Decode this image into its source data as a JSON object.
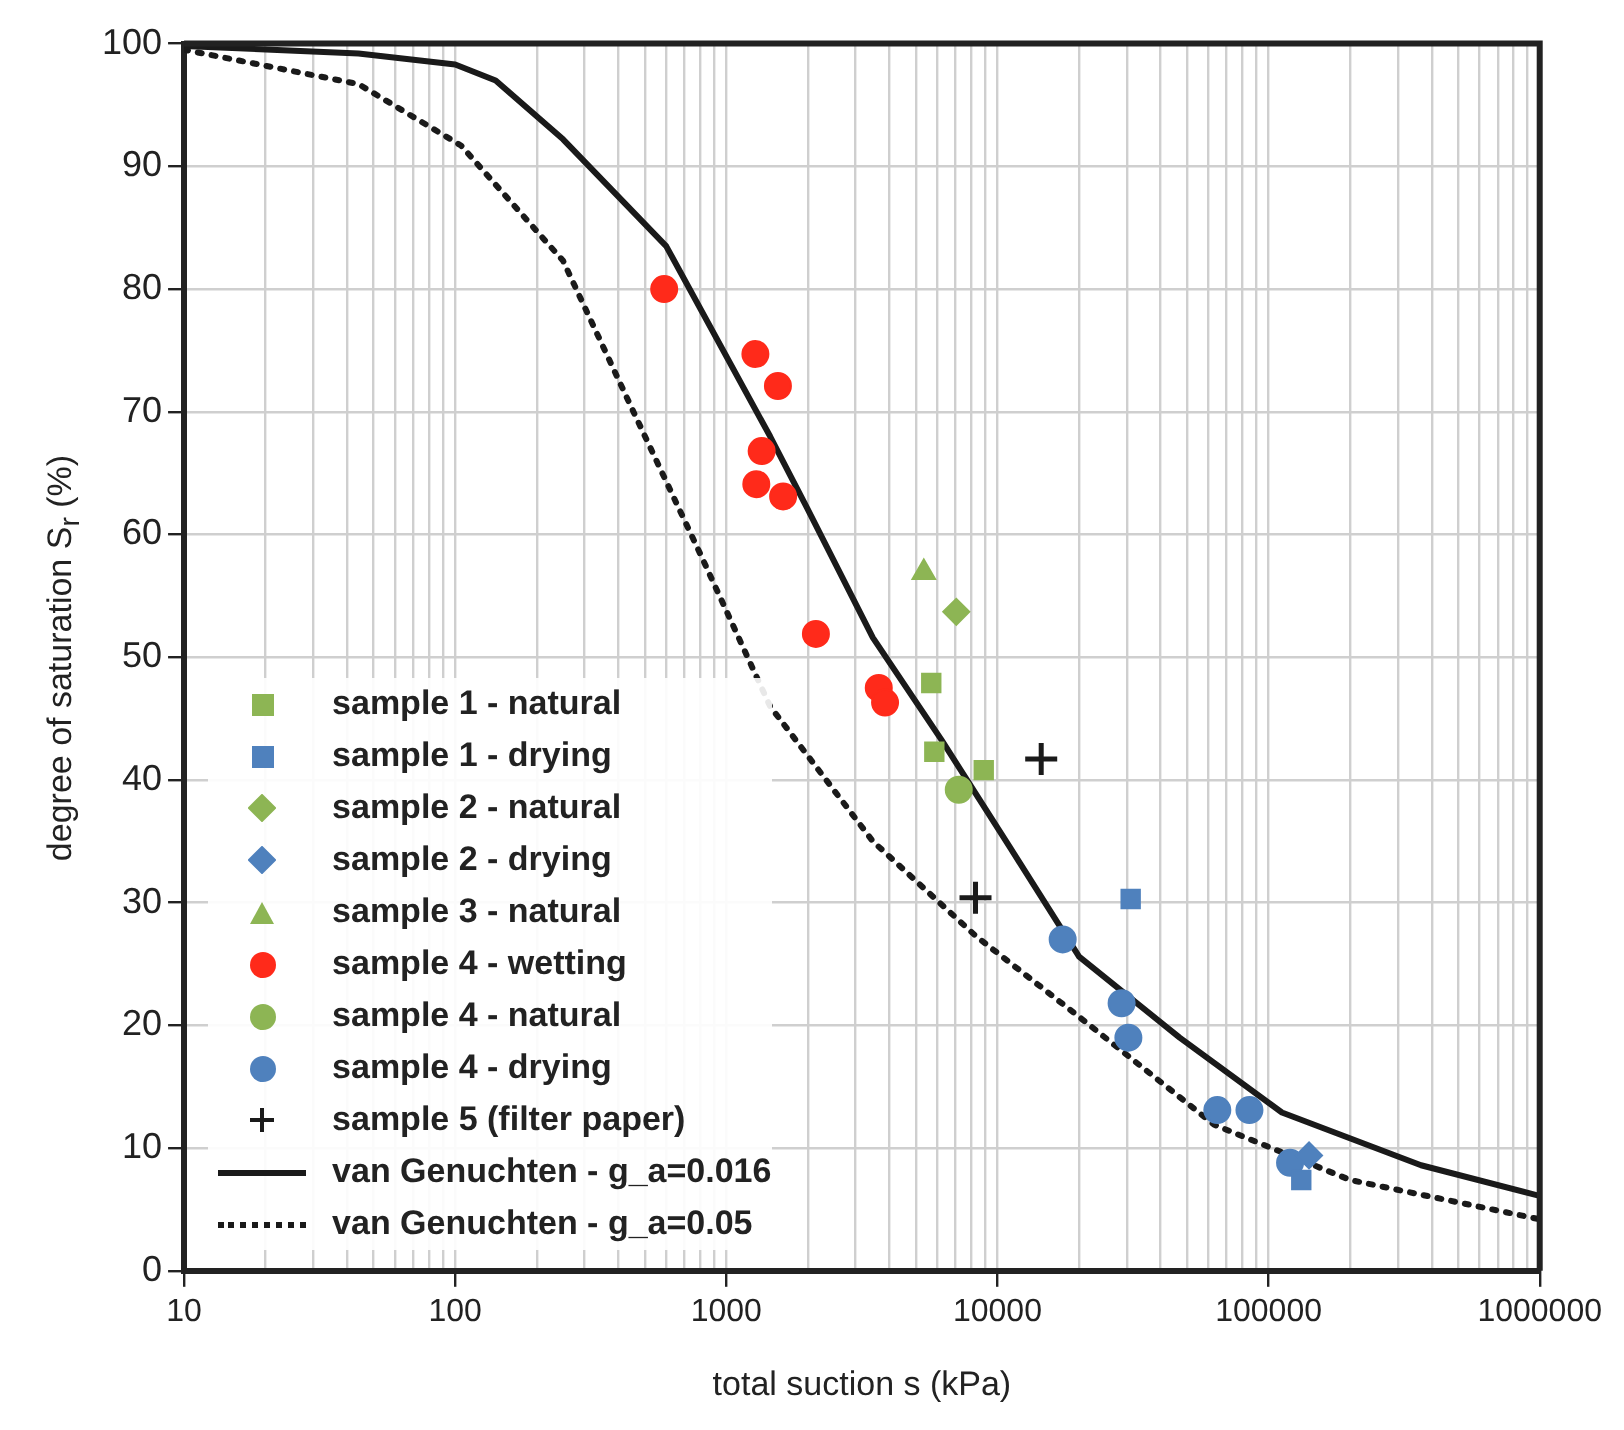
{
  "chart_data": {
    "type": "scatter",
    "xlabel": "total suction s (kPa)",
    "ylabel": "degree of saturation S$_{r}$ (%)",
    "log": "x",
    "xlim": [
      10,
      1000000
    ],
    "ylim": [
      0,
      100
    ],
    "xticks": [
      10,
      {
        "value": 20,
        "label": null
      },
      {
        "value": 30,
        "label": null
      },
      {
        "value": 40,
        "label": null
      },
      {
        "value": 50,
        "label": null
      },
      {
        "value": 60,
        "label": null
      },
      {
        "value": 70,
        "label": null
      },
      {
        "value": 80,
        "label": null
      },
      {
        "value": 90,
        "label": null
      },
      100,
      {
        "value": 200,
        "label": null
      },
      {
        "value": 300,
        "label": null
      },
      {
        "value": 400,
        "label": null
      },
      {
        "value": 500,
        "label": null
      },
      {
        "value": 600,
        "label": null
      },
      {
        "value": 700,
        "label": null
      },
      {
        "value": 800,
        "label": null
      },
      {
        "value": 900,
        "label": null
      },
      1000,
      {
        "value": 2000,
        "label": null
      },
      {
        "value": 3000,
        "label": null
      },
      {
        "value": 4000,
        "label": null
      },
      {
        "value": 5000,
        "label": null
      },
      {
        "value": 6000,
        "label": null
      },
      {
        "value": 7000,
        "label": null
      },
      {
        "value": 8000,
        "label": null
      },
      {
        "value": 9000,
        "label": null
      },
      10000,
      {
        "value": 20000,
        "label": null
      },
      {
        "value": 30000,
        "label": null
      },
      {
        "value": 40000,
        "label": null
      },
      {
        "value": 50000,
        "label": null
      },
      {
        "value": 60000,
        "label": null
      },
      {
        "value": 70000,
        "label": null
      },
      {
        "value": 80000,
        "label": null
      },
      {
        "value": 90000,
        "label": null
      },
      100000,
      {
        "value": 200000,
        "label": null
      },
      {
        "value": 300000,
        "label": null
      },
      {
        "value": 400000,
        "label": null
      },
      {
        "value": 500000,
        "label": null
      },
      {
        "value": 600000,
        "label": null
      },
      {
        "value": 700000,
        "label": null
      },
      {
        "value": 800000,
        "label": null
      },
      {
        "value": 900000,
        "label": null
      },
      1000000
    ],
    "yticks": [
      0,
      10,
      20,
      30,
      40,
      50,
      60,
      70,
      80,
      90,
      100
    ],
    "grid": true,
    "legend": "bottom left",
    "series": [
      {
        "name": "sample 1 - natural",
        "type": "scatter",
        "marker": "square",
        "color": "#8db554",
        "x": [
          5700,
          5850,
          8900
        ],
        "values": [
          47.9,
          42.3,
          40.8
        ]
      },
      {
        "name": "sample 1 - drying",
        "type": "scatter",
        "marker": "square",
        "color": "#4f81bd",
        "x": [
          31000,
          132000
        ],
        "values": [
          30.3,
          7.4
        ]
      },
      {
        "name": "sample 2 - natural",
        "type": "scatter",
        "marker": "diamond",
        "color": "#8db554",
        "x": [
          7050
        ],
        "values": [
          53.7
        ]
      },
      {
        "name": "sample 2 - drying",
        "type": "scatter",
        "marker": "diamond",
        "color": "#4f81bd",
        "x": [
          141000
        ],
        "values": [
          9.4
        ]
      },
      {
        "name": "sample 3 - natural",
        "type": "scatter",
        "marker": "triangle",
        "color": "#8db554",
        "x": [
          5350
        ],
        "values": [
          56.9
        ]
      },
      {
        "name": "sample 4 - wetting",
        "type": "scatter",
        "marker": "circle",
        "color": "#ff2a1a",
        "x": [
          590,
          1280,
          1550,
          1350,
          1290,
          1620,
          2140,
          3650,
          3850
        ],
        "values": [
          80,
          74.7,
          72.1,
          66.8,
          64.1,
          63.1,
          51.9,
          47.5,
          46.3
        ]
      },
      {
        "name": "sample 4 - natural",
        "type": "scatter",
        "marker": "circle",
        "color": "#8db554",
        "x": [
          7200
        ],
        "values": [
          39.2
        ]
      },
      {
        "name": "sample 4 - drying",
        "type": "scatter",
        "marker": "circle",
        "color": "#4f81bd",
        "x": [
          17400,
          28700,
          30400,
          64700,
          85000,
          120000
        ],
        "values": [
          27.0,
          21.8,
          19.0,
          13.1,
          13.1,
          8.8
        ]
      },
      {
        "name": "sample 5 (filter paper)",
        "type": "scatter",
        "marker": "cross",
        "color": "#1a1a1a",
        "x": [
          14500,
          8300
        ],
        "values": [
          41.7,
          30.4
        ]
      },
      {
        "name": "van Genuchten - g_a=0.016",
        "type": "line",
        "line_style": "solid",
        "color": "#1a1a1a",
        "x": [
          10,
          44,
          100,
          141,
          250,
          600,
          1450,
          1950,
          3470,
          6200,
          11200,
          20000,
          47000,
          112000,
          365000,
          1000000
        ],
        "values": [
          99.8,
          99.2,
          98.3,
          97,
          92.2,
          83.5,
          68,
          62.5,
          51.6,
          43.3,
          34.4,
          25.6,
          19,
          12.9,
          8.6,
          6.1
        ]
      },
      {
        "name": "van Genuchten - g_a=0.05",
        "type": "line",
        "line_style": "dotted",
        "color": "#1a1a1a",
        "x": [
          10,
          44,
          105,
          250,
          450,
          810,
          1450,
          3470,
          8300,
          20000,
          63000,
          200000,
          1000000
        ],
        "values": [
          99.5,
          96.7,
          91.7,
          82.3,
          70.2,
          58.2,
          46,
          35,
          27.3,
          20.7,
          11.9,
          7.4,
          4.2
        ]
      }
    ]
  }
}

━━━━

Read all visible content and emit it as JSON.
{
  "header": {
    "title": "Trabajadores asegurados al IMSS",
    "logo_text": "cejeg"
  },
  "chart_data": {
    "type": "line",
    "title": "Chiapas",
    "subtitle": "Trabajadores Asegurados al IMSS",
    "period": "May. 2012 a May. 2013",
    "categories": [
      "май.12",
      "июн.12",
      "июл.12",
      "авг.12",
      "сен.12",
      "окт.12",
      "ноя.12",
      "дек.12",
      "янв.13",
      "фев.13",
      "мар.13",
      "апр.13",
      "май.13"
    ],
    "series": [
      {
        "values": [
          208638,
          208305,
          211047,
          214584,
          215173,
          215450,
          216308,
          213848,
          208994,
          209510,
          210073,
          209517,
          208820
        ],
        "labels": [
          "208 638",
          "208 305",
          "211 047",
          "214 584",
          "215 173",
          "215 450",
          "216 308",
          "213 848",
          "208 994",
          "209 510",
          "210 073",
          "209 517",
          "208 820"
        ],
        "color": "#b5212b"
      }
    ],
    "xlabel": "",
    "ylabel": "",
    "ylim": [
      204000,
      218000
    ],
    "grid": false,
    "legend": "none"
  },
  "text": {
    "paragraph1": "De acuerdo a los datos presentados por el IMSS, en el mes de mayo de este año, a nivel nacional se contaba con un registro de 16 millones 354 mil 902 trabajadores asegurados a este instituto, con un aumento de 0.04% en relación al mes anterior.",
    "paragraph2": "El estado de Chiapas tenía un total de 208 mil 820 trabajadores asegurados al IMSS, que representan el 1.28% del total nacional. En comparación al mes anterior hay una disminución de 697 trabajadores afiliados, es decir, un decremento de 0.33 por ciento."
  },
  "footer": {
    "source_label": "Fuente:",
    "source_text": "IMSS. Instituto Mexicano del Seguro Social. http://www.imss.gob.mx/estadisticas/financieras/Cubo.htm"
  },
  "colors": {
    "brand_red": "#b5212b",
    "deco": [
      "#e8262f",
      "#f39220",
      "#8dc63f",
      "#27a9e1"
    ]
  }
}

━━━━

_REQUEST_
Count all lines of the data that include "ylabel". The answer is the number alone.

_SOLUTION FOR THIS EXERCISE_
2